What the exercise asks: Emit the entire listing verbatim.

Supplied records:
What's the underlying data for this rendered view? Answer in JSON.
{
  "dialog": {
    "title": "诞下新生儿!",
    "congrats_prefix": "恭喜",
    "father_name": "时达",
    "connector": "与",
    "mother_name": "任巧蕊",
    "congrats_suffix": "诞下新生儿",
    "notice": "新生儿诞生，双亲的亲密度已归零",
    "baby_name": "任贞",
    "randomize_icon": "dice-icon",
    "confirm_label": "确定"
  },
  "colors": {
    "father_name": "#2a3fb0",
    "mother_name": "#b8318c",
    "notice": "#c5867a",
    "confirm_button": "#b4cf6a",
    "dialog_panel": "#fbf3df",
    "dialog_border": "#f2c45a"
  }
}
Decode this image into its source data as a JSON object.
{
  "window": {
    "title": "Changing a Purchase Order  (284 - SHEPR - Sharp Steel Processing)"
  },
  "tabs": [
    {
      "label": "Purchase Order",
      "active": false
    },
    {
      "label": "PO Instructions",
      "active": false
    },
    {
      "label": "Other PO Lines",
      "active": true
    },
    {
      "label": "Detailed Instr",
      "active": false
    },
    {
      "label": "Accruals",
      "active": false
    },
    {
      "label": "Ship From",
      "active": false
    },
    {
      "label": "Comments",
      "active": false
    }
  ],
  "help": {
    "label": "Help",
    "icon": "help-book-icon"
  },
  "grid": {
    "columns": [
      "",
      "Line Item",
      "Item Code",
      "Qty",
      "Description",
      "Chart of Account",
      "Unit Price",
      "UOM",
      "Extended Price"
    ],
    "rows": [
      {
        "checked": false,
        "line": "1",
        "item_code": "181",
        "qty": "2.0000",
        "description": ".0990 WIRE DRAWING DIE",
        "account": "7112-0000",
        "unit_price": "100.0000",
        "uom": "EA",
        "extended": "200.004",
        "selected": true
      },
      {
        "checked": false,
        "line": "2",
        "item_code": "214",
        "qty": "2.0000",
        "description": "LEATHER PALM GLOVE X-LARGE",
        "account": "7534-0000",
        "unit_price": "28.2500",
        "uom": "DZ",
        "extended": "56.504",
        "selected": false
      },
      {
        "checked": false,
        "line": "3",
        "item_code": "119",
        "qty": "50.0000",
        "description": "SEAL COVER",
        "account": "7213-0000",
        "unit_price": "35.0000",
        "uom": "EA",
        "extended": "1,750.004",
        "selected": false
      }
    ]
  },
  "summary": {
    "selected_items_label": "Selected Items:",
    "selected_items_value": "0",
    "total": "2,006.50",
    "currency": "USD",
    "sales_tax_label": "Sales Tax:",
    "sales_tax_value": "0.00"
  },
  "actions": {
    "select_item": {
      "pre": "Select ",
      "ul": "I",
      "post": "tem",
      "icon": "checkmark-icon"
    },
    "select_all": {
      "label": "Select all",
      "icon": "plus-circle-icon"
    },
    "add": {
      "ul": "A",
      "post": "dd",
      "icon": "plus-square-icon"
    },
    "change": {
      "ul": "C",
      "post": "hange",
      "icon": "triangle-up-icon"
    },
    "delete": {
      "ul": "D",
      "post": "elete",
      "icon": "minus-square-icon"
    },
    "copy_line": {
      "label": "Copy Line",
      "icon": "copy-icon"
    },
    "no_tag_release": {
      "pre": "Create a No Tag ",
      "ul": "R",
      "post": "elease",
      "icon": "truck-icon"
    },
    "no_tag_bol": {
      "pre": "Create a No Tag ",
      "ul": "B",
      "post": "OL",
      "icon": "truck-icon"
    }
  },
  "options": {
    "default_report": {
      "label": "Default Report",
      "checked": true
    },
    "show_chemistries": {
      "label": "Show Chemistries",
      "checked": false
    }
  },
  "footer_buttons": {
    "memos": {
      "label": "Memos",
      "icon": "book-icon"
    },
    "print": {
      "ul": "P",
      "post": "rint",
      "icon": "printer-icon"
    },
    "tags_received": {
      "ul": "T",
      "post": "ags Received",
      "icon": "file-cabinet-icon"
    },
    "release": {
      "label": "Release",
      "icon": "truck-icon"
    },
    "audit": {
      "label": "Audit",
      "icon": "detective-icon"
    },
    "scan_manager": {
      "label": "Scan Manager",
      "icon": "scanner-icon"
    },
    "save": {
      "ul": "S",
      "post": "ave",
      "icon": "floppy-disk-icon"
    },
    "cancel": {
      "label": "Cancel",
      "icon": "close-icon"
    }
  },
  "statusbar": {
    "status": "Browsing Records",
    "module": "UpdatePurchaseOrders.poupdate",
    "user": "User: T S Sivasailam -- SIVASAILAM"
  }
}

Response to the exercise:
What's the underlying data for this rendered view? Answer in JSON.
{
  "dialog": {
    "title": "诞下新生儿!",
    "congrats_prefix": "恭喜",
    "father_name": "时达",
    "connector": "与",
    "mother_name": "任巧蕊",
    "congrats_suffix": "诞下新生儿",
    "notice": "新生儿诞生，双亲的亲密度已归零",
    "baby_name": "任贞",
    "randomize_icon": "dice-icon",
    "confirm_label": "确定"
  },
  "colors": {
    "father_name": "#2a3fb0",
    "mother_name": "#b8318c",
    "notice": "#c5867a",
    "confirm_button": "#b4cf6a",
    "dialog_panel": "#fbf3df",
    "dialog_border": "#f2c45a"
  }
}
Decode this image into its source data as a JSON object.
{
  "window": {
    "title": "Changing a Purchase Order  (284 - SHEPR - Sharp Steel Processing)"
  },
  "tabs": [
    {
      "label": "Purchase Order",
      "active": false
    },
    {
      "label": "PO Instructions",
      "active": false
    },
    {
      "label": "Other PO Lines",
      "active": true
    },
    {
      "label": "Detailed Instr",
      "active": false
    },
    {
      "label": "Accruals",
      "active": false
    },
    {
      "label": "Ship From",
      "active": false
    },
    {
      "label": "Comments",
      "active": false
    }
  ],
  "help": {
    "label": "Help",
    "icon": "help-book-icon"
  },
  "grid": {
    "columns": [
      "",
      "Line Item",
      "Item Code",
      "Qty",
      "Description",
      "Chart of Account",
      "Unit Price",
      "UOM",
      "Extended Price"
    ],
    "rows": [
      {
        "checked": false,
        "line": "1",
        "item_code": "181",
        "qty": "2.0000",
        "description": ".0990 WIRE DRAWING DIE",
        "account": "7112-0000",
        "unit_price": "100.0000",
        "uom": "EA",
        "extended": "200.004",
        "selected": true
      },
      {
        "checked": false,
        "line": "2",
        "item_code": "214",
        "qty": "2.0000",
        "description": "LEATHER PALM GLOVE X-LARGE",
        "account": "7534-0000",
        "unit_price": "28.2500",
        "uom": "DZ",
        "extended": "56.504",
        "selected": false
      },
      {
        "checked": false,
        "line": "3",
        "item_code": "119",
        "qty": "50.0000",
        "description": "SEAL COVER",
        "account": "7213-0000",
        "unit_price": "35.0000",
        "uom": "EA",
        "extended": "1,750.004",
        "selected": false
      }
    ]
  },
  "summary": {
    "selected_items_label": "Selected Items:",
    "selected_items_value": "0",
    "total": "2,006.50",
    "currency": "USD",
    "sales_tax_label": "Sales Tax:",
    "sales_tax_value": "0.00"
  },
  "actions": {
    "select_item": {
      "pre": "Select ",
      "ul": "I",
      "post": "tem",
      "icon": "checkmark-icon"
    },
    "select_all": {
      "label": "Select all",
      "icon": "plus-circle-icon"
    },
    "add": {
      "ul": "A",
      "post": "dd",
      "icon": "plus-square-icon"
    },
    "change": {
      "ul": "C",
      "post": "hange",
      "icon": "triangle-up-icon"
    },
    "delete": {
      "ul": "D",
      "post": "elete",
      "icon": "minus-square-icon"
    },
    "copy_line": {
      "label": "Copy Line",
      "icon": "copy-icon"
    },
    "no_tag_release": {
      "pre": "Create a No Tag ",
      "ul": "R",
      "post": "elease",
      "icon": "truck-icon"
    },
    "no_tag_bol": {
      "pre": "Create a No Tag ",
      "ul": "B",
      "post": "OL",
      "icon": "truck-icon"
    }
  },
  "options": {
    "default_report": {
      "label": "Default Report",
      "checked": true
    },
    "show_chemistries": {
      "label": "Show Chemistries",
      "checked": false
    }
  },
  "footer_buttons": {
    "memos": {
      "label": "Memos",
      "icon": "book-icon"
    },
    "print": {
      "ul": "P",
      "post": "rint",
      "icon": "printer-icon"
    },
    "tags_received": {
      "ul": "T",
      "post": "ags Received",
      "icon": "file-cabinet-icon"
    },
    "release": {
      "label": "Release",
      "icon": "truck-icon"
    },
    "audit": {
      "label": "Audit",
      "icon": "detective-icon"
    },
    "scan_manager": {
      "label": "Scan Manager",
      "icon": "scanner-icon"
    },
    "save": {
      "ul": "S",
      "post": "ave",
      "icon": "floppy-disk-icon"
    },
    "cancel": {
      "label": "Cancel",
      "icon": "close-icon"
    }
  },
  "statusbar": {
    "status": "Browsing Records",
    "module": "UpdatePurchaseOrders.poupdate",
    "user": "User: T S Sivasailam -- SIVASAILAM"
  }
}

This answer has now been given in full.